### Short problem
Copy nothing but the lines running from the one containing "Output a JSON" through the end of the listing below. Drop the pictures.

### Material provided
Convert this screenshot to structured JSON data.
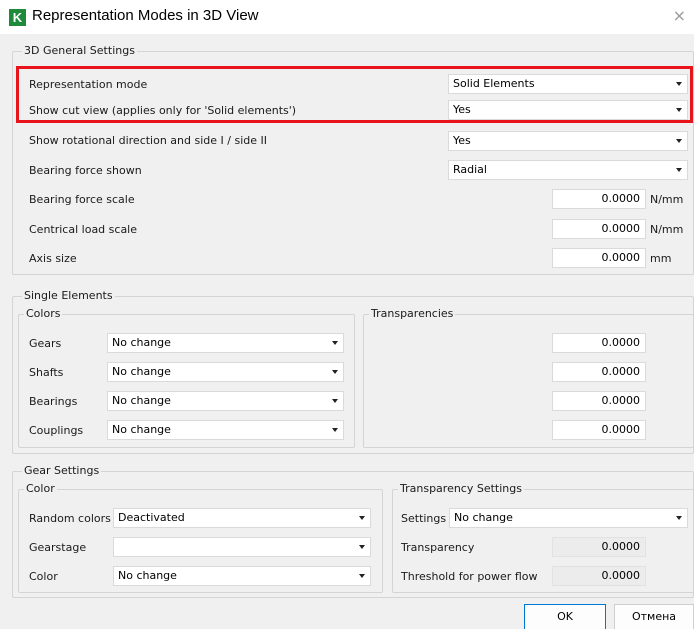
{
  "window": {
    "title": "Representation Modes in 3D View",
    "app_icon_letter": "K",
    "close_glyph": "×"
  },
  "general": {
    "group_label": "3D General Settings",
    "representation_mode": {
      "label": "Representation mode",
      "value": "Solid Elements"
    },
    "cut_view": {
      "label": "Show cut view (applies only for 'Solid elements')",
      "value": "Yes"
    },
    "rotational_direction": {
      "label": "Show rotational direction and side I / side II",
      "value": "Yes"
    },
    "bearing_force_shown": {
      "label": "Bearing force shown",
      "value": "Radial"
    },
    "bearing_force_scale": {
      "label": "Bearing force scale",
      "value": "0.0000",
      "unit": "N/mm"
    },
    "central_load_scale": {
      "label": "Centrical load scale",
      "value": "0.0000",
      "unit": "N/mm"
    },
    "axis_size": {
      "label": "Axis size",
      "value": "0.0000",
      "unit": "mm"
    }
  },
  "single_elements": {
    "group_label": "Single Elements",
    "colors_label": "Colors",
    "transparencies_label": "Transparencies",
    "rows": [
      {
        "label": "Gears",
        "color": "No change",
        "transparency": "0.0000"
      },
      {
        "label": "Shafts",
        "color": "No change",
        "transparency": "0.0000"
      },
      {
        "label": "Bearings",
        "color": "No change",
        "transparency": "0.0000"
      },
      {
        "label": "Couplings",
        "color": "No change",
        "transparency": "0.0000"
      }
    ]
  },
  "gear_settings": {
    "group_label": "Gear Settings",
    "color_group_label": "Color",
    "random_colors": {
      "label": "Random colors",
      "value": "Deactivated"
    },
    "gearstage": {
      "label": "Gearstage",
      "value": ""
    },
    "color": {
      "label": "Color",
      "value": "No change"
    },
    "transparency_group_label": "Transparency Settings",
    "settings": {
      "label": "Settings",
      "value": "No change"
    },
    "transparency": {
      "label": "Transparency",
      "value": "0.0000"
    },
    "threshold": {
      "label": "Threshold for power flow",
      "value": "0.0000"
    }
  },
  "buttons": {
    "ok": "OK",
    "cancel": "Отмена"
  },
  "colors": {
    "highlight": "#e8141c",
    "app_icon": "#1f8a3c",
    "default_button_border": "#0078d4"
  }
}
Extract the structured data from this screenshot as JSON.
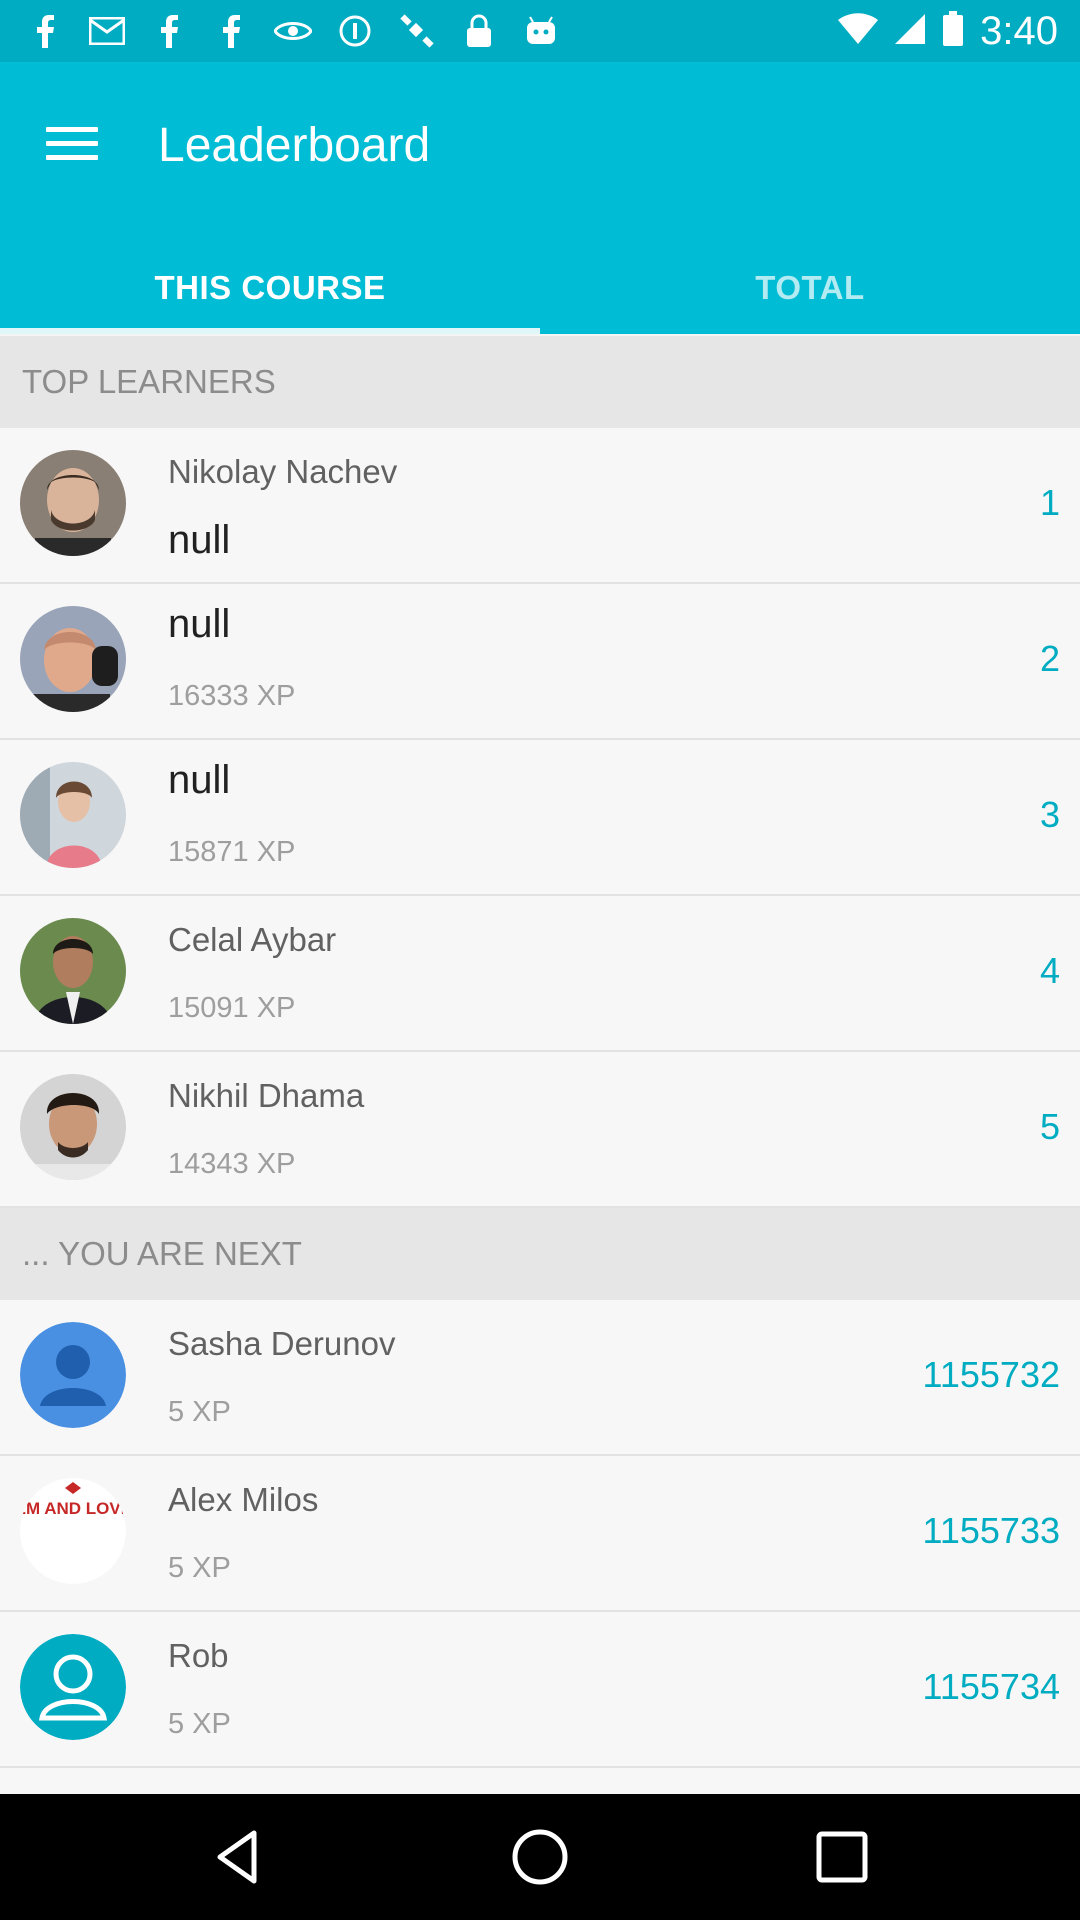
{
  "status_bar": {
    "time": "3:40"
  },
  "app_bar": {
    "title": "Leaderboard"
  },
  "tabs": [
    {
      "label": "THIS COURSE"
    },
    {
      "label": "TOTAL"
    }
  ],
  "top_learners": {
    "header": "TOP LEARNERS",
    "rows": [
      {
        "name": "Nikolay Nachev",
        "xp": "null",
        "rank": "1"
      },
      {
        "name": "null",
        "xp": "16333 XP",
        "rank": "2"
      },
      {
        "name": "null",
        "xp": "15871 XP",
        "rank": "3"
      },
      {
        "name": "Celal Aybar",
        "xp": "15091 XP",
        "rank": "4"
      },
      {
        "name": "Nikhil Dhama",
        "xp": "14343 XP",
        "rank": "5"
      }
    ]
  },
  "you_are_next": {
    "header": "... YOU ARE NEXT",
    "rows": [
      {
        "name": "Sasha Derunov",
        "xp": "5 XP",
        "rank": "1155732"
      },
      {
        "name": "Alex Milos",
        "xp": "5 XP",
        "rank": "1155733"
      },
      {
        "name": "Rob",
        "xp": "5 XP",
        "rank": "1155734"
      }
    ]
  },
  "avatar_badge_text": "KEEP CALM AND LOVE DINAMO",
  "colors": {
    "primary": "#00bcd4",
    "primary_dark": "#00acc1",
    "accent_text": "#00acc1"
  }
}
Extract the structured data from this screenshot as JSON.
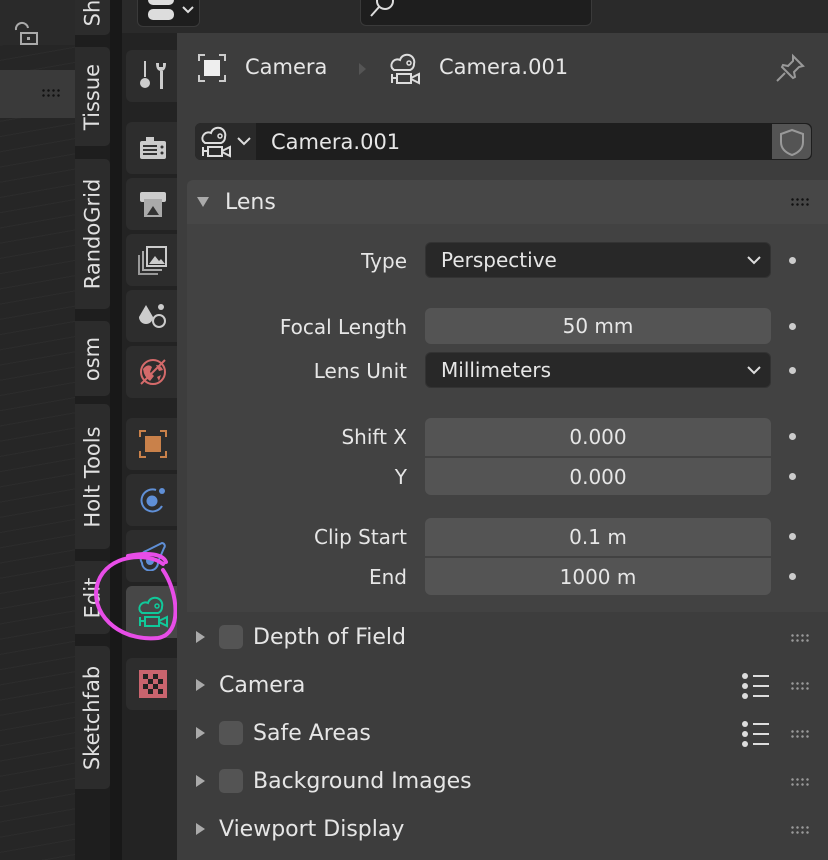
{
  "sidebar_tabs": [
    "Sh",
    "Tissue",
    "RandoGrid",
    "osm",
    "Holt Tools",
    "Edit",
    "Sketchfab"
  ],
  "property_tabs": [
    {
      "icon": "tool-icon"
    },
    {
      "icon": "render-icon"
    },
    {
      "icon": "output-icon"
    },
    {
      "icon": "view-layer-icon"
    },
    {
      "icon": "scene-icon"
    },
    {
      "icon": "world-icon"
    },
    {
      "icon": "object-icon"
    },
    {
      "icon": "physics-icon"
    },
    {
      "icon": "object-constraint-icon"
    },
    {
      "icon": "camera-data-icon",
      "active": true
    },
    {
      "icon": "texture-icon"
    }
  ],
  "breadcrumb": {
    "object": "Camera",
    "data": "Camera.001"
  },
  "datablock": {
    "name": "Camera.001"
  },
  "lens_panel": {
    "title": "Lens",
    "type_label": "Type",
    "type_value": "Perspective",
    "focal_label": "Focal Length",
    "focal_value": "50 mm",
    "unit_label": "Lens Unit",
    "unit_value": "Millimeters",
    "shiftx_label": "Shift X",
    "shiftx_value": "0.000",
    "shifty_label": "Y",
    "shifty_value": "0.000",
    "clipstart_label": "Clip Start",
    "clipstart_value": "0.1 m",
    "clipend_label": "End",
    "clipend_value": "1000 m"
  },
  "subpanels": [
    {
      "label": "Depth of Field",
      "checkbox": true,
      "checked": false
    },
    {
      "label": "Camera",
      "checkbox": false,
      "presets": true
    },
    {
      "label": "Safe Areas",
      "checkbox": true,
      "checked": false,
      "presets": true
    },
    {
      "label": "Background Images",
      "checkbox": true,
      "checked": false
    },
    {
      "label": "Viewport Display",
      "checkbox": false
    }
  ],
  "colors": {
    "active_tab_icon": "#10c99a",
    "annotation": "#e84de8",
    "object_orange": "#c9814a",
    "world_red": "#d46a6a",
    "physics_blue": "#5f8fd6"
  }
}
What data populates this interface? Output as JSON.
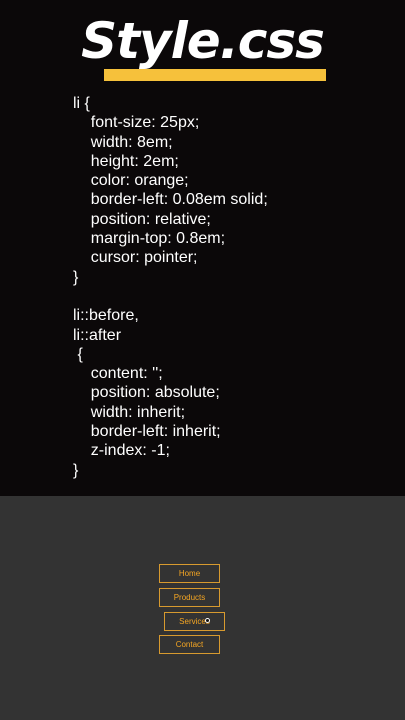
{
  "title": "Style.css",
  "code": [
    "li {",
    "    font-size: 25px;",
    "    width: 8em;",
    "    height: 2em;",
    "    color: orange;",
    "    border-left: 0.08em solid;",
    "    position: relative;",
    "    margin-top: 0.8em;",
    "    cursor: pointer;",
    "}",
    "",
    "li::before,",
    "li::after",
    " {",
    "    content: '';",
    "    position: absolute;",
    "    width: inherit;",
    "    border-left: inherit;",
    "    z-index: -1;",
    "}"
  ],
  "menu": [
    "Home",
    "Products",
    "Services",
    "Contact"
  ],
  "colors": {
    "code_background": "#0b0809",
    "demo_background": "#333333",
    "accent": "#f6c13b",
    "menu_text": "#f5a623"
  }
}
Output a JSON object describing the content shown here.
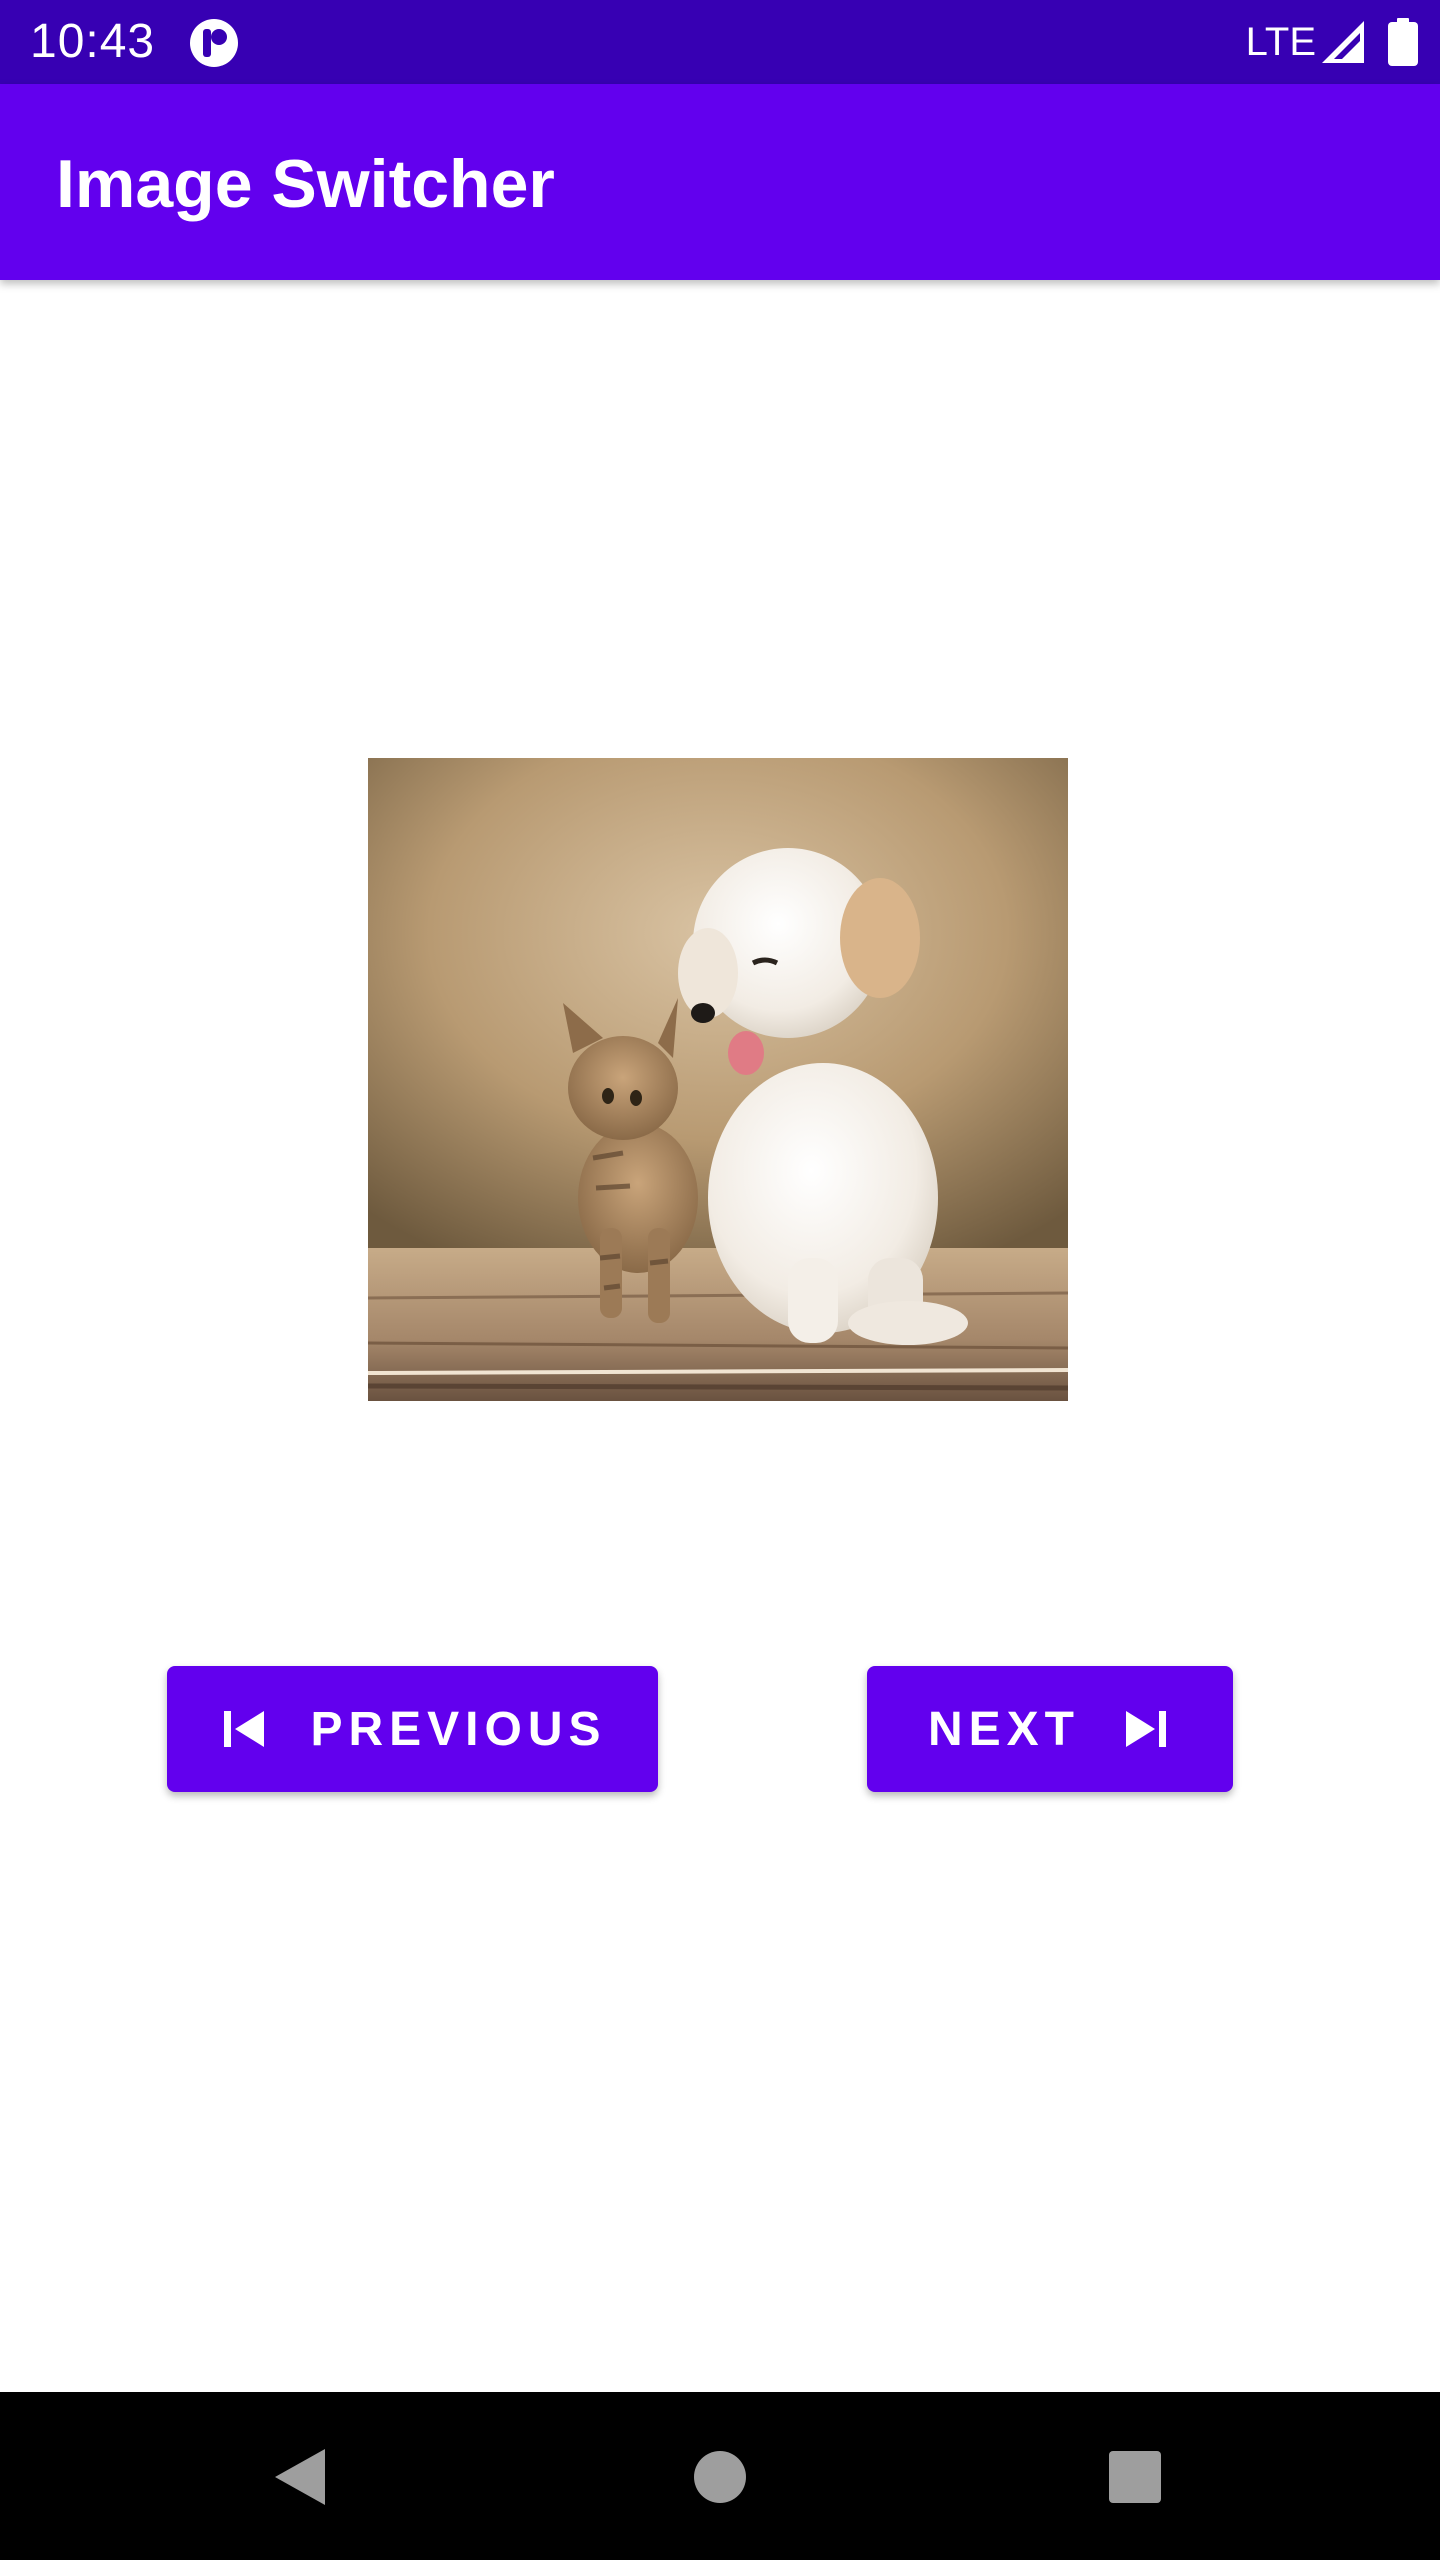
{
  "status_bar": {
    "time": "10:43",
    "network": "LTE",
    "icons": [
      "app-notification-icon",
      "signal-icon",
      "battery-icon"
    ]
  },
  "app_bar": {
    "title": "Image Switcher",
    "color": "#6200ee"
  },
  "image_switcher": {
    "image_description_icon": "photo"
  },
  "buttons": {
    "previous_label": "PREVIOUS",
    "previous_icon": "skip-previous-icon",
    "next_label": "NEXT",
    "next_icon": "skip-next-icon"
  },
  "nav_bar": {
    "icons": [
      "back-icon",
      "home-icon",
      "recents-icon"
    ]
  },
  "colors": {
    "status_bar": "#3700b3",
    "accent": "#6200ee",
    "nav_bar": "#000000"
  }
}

### Exercise response
Output a JSON object describing the content shown here.
{
  "status_bar": {
    "time": "10:43",
    "network": "LTE",
    "icons": [
      "app-notification-icon",
      "signal-icon",
      "battery-icon"
    ]
  },
  "app_bar": {
    "title": "Image Switcher",
    "color": "#6200ee"
  },
  "image_switcher": {
    "image_description_icon": "photo"
  },
  "buttons": {
    "previous_label": "PREVIOUS",
    "previous_icon": "skip-previous-icon",
    "next_label": "NEXT",
    "next_icon": "skip-next-icon"
  },
  "nav_bar": {
    "icons": [
      "back-icon",
      "home-icon",
      "recents-icon"
    ]
  },
  "colors": {
    "status_bar": "#3700b3",
    "accent": "#6200ee",
    "nav_bar": "#000000"
  }
}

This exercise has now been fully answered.